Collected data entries
┄┄┄┄┄┄
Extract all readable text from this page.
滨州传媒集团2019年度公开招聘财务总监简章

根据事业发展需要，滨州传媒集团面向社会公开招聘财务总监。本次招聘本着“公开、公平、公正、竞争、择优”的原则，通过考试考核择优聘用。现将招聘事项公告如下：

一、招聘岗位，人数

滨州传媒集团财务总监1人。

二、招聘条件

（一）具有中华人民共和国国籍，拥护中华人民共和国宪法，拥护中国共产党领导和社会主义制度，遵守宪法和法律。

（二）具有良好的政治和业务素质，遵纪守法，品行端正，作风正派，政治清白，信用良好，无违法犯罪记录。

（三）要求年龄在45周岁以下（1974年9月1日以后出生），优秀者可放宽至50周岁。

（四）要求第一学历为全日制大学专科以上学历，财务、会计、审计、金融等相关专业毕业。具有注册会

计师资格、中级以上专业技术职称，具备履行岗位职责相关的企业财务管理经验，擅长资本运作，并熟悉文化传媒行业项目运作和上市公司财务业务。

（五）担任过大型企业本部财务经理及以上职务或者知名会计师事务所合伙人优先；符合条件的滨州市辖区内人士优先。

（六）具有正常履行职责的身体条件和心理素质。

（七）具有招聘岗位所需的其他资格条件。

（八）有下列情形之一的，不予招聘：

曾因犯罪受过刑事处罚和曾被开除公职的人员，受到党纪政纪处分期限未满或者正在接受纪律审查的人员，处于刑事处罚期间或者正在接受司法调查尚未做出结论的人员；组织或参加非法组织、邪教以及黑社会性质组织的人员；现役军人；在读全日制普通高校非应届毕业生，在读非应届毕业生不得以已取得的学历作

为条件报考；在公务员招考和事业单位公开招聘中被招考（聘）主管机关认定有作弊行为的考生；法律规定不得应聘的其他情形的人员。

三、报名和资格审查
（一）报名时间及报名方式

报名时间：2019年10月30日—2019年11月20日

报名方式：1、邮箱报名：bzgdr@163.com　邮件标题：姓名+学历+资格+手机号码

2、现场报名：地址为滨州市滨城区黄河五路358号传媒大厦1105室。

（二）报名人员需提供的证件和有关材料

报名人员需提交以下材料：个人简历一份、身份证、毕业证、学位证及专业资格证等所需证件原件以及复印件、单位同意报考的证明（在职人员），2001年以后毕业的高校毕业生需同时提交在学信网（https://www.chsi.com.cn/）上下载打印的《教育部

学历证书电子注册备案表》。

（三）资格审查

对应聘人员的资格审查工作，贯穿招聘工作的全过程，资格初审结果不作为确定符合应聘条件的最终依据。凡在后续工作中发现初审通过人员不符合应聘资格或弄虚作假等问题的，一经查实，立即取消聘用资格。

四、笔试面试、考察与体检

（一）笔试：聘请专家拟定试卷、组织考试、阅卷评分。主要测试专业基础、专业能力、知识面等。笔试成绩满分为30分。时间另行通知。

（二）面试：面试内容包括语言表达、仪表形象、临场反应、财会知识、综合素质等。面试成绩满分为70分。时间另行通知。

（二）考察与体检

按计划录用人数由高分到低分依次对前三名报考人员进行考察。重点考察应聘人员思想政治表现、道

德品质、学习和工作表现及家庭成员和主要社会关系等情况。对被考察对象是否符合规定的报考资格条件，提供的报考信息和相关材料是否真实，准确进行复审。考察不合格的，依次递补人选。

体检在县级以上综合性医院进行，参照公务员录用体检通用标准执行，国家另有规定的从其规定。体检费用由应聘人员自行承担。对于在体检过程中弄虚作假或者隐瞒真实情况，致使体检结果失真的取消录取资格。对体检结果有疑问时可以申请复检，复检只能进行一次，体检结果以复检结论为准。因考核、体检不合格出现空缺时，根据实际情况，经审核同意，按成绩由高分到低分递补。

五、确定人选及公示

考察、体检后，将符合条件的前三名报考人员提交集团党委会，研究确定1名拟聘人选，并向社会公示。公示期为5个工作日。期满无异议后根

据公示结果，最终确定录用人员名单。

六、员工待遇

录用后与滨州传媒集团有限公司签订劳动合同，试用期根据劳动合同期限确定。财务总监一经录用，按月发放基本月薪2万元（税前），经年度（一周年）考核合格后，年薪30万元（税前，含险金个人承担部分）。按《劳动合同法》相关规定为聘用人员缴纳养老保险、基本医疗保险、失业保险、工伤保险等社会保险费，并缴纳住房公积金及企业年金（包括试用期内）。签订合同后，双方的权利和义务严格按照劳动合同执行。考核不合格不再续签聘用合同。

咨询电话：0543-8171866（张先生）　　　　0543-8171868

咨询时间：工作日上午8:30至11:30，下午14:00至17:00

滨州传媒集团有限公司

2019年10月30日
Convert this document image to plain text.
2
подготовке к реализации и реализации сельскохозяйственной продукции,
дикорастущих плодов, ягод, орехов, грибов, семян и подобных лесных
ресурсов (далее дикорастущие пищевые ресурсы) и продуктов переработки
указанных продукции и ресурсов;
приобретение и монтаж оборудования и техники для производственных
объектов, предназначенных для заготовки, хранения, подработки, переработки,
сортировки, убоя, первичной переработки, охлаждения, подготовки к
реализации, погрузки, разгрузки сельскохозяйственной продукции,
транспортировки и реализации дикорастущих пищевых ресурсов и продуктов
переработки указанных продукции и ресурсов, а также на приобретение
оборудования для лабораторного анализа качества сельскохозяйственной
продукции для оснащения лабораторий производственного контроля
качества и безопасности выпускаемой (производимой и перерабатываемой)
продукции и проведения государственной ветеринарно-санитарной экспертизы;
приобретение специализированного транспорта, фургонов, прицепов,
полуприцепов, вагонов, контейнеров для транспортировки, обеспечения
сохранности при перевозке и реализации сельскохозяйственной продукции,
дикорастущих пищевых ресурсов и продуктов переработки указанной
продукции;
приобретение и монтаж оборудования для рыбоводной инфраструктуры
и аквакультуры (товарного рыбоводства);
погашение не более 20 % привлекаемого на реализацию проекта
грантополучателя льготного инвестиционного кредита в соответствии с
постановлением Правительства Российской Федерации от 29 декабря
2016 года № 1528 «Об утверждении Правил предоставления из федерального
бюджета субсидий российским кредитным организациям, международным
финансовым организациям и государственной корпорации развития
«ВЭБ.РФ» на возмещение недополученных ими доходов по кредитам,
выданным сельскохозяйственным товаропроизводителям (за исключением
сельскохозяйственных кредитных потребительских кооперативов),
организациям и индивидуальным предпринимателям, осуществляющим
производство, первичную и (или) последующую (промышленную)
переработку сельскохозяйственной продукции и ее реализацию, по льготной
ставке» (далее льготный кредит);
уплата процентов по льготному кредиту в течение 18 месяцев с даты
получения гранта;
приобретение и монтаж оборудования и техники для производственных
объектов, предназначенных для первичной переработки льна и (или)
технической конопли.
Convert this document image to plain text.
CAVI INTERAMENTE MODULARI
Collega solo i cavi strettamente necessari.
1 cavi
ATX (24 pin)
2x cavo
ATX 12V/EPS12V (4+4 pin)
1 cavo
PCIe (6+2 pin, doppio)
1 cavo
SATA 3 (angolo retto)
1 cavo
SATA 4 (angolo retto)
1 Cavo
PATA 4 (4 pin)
┄┄┄┄┄┄
> What this task involves
Where a line holds "продукции", copy that line.

> Reply
подготовке к реализации и реализации сельскохозяйственной продукции,
указанных продукции и ресурсов;
реализации, погрузки, разгрузки сельскохозяйственной продукции,
переработки указанных продукции и ресурсов, а также на приобретение
продукции для оснащения лабораторий производственного контроля
продукции и проведения государственной ветеринарно-санитарной экспертизы;
сохранности при перевозке и реализации сельскохозяйственной продукции,
продукции;
переработку сельскохозяйственной продукции и ее реализацию, по льготной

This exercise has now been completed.